▶ What you are asked to do: Copy the listing without any changes from its first line through the line containing "delete-x-icon: [88, 37, 104, 53]", with both of those lines included.

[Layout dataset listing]
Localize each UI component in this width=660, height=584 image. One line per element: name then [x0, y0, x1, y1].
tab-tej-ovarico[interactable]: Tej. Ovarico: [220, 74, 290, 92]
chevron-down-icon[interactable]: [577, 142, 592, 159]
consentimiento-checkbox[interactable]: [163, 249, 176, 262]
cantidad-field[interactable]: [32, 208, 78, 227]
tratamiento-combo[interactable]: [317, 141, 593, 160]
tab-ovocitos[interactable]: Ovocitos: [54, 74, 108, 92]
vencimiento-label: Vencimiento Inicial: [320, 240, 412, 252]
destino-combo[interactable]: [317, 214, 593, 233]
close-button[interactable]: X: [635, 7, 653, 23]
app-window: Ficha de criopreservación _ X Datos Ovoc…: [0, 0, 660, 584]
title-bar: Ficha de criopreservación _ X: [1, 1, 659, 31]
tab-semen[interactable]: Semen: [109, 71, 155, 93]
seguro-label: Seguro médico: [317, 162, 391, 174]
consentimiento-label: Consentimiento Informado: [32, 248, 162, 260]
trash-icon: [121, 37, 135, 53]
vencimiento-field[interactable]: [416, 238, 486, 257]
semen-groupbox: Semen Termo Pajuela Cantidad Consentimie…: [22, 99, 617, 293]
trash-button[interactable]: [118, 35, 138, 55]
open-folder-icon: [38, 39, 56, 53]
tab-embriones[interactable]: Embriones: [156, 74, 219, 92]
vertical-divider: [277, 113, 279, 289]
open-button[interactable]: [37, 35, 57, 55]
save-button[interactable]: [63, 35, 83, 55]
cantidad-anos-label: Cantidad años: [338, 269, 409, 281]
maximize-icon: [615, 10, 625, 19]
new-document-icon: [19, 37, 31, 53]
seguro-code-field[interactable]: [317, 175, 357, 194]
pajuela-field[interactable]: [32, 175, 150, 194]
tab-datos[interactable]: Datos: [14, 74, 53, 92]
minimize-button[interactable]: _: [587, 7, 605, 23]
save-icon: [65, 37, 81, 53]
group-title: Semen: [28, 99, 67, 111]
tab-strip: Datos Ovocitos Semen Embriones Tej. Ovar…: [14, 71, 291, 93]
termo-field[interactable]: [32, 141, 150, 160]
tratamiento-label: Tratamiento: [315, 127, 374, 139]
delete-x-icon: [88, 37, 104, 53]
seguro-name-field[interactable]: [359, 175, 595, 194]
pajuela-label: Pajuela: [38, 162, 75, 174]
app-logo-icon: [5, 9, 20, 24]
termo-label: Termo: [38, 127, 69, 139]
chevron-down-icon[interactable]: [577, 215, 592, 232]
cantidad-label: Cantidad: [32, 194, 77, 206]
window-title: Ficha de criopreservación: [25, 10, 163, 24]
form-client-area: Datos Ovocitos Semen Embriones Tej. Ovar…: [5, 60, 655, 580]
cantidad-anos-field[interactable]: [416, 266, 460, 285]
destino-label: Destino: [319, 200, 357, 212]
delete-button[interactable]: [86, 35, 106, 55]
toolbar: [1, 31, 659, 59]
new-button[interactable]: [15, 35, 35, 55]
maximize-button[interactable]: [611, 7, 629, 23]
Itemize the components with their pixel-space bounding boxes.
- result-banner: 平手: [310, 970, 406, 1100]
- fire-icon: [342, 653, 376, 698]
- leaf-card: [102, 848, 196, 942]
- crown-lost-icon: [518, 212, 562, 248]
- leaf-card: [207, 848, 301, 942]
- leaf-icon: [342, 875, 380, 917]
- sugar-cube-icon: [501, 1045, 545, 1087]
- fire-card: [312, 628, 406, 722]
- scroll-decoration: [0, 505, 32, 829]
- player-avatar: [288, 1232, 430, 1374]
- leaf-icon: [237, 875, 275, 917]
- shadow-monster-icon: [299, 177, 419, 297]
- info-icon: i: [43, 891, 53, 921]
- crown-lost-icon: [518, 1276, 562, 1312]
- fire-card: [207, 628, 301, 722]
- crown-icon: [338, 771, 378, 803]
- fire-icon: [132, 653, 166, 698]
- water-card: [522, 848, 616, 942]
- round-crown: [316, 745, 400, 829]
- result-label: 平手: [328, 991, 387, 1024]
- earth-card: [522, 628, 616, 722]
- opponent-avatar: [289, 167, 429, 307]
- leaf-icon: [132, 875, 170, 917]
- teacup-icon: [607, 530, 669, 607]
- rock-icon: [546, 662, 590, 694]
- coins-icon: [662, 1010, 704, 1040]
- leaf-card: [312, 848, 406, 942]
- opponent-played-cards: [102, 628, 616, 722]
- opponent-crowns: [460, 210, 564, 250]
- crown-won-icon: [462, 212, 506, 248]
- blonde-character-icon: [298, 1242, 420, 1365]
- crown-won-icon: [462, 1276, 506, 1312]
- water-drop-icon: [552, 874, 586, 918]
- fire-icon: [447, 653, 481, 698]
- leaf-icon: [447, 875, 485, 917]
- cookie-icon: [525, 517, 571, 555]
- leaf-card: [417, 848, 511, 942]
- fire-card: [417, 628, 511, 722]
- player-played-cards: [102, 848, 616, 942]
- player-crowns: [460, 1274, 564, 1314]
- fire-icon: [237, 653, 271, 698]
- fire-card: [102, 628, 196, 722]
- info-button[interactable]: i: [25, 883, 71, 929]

▶ Task output:
Localize each UI component in this width=660, height=584 image. One line per element: name then [x0, y0, x1, y1].
tab-tej-ovarico[interactable]: Tej. Ovarico: [220, 74, 290, 92]
chevron-down-icon[interactable]: [577, 142, 592, 159]
consentimiento-checkbox[interactable]: [163, 249, 176, 262]
cantidad-field[interactable]: [32, 208, 78, 227]
tratamiento-combo[interactable]: [317, 141, 593, 160]
tab-ovocitos[interactable]: Ovocitos: [54, 74, 108, 92]
vencimiento-label: Vencimiento Inicial: [320, 240, 412, 252]
destino-combo[interactable]: [317, 214, 593, 233]
close-button[interactable]: X: [635, 7, 653, 23]
app-window: Ficha de criopreservación _ X Datos Ovoc…: [0, 0, 660, 584]
title-bar: Ficha de criopreservación _ X: [1, 1, 659, 31]
tab-semen[interactable]: Semen: [109, 71, 155, 93]
seguro-label: Seguro médico: [317, 162, 391, 174]
consentimiento-label: Consentimiento Informado: [32, 248, 162, 260]
trash-icon: [121, 37, 135, 53]
vencimiento-field[interactable]: [416, 238, 486, 257]
semen-groupbox: Semen Termo Pajuela Cantidad Consentimie…: [22, 99, 617, 293]
trash-button[interactable]: [118, 35, 138, 55]
open-folder-icon: [38, 39, 56, 53]
tab-embriones[interactable]: Embriones: [156, 74, 219, 92]
vertical-divider: [277, 113, 279, 289]
open-button[interactable]: [37, 35, 57, 55]
save-button[interactable]: [63, 35, 83, 55]
cantidad-anos-label: Cantidad años: [338, 269, 409, 281]
maximize-icon: [615, 10, 625, 19]
new-document-icon: [19, 37, 31, 53]
seguro-code-field[interactable]: [317, 175, 357, 194]
pajuela-field[interactable]: [32, 175, 150, 194]
tab-datos[interactable]: Datos: [14, 74, 53, 92]
minimize-button[interactable]: _: [587, 7, 605, 23]
save-icon: [65, 37, 81, 53]
group-title: Semen: [28, 99, 67, 111]
tab-strip: Datos Ovocitos Semen Embriones Tej. Ovar…: [14, 71, 291, 93]
termo-field[interactable]: [32, 141, 150, 160]
tratamiento-label: Tratamiento: [315, 127, 374, 139]
delete-x-icon: [88, 37, 104, 53]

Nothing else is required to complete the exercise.